Task statement :: Express the lines from the start of the data through the line holding "candle-body <box>662 97 670 141</box>", inclusive, as a JSON list of strings with one string per line and blank lines omitted.

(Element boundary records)
━━━━
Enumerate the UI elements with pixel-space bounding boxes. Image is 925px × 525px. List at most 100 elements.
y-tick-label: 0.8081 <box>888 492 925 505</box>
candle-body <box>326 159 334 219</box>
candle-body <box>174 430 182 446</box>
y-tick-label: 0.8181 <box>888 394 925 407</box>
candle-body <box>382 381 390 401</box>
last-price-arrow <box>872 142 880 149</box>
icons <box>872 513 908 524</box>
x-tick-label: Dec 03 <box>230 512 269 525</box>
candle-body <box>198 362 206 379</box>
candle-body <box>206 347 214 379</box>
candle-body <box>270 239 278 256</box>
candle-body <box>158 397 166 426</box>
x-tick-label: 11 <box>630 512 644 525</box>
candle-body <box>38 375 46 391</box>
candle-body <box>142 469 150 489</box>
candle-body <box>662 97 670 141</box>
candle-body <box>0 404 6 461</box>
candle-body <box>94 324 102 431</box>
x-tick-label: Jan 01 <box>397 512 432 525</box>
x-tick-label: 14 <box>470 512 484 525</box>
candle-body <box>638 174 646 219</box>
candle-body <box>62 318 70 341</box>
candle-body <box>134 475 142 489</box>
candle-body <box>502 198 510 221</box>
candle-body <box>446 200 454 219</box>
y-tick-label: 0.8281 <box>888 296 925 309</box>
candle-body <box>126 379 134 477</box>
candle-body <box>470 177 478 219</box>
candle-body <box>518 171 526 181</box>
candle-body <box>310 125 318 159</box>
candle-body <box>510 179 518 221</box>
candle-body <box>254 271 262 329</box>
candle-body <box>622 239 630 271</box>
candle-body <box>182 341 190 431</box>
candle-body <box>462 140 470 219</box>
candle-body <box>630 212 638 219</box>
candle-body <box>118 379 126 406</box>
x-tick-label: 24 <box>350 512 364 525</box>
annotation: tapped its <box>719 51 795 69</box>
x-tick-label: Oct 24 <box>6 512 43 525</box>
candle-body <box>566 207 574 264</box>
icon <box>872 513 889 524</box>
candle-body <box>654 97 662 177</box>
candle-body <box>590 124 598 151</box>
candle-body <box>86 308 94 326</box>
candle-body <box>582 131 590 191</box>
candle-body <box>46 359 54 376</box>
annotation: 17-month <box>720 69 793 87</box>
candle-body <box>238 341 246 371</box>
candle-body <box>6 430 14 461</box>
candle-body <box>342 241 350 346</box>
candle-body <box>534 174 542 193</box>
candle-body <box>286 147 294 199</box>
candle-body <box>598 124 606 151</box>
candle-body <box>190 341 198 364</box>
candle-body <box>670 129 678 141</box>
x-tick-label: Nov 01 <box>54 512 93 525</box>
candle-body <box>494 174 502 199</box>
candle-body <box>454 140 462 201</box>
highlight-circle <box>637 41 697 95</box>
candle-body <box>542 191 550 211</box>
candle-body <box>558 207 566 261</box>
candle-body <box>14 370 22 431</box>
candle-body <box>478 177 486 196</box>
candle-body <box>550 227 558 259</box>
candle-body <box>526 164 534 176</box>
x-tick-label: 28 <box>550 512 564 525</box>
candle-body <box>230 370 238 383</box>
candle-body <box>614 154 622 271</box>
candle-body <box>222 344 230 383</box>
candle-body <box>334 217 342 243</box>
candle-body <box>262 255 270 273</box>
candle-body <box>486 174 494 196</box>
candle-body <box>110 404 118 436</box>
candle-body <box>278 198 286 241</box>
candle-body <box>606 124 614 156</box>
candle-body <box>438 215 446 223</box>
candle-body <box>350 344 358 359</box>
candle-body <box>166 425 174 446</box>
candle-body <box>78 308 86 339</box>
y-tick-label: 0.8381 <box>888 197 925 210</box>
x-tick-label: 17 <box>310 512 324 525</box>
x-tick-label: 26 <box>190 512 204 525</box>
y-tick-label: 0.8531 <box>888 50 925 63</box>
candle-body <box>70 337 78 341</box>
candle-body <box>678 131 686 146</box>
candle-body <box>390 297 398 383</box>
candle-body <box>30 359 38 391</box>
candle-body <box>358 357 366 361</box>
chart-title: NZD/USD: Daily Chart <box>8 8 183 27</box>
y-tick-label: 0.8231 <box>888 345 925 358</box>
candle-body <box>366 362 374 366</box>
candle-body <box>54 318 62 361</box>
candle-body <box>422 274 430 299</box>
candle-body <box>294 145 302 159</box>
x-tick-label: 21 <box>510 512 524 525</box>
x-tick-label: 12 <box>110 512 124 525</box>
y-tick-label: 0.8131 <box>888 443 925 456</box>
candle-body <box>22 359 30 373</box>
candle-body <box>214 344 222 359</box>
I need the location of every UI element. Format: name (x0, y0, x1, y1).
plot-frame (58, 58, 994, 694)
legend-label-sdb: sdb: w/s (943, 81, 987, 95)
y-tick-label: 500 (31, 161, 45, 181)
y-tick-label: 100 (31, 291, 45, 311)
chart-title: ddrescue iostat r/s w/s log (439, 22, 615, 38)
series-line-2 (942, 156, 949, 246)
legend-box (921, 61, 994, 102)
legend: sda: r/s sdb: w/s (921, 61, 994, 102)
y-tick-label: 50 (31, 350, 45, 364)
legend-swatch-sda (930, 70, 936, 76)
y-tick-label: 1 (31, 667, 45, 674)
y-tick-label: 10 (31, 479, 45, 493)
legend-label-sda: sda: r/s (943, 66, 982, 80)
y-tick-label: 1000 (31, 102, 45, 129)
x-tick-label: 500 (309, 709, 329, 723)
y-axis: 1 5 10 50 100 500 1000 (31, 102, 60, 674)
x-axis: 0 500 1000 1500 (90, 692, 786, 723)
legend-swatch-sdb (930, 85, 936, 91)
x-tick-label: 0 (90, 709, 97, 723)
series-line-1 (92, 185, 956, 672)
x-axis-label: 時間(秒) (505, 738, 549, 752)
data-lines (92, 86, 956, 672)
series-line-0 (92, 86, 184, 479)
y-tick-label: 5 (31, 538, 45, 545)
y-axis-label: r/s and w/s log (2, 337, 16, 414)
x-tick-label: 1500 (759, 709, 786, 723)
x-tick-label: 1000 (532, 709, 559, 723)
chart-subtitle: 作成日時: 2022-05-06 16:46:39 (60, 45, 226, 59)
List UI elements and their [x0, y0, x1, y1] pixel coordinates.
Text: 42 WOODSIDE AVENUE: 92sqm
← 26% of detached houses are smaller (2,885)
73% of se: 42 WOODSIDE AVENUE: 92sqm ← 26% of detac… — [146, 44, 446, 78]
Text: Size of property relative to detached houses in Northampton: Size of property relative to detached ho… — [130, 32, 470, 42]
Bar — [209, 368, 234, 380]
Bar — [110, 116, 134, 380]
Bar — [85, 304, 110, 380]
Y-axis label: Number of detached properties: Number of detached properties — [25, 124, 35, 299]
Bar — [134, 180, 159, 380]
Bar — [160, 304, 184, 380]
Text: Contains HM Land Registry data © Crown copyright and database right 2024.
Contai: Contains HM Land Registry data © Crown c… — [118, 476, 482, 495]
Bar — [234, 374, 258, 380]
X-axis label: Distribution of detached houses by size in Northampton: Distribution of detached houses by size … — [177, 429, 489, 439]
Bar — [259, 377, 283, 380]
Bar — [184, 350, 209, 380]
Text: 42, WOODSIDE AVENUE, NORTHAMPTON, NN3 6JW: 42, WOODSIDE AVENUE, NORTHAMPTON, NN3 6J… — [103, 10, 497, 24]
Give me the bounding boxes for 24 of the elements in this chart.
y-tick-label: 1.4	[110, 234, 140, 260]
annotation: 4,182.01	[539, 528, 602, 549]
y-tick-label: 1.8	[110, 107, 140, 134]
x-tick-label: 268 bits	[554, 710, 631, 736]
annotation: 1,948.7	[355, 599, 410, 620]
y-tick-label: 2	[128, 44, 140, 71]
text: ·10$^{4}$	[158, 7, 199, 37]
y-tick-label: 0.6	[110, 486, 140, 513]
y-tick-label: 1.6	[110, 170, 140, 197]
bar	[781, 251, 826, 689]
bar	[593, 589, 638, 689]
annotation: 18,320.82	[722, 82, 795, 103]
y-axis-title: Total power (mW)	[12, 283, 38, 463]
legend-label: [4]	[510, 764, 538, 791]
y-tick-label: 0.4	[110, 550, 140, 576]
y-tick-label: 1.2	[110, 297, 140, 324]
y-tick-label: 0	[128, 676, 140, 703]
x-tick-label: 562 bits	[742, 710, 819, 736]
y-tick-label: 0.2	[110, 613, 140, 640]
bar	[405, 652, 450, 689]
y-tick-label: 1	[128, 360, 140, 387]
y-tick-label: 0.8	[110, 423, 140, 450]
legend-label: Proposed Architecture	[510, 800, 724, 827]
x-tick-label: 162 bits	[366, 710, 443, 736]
━━━━
Completed task ::
[
  "Enumerate the UI elements with pixel-space bounding boxes. Image is 925px × 525px. List at most 100 elements.",
  "y-tick-label: 0.8081 <box>888 492 925 505</box>",
  "candle-body <box>326 159 334 219</box>",
  "candle-body <box>174 430 182 446</box>",
  "y-tick-label: 0.8181 <box>888 394 925 407</box>",
  "candle-body <box>382 381 390 401</box>",
  "last-price-arrow <box>872 142 880 149</box>",
  "icons <box>872 513 908 524</box>",
  "x-tick-label: Dec 03 <box>230 512 269 525</box>",
  "candle-body <box>198 362 206 379</box>",
  "candle-body <box>206 347 214 379</box>",
  "candle-body <box>270 239 278 256</box>",
  "candle-body <box>158 397 166 426</box>",
  "x-tick-label: 11 <box>630 512 644 525</box>",
  "candle-body <box>38 375 46 391</box>",
  "candle-body <box>142 469 150 489</box>",
  "candle-body <box>662 97 670 141</box>"
]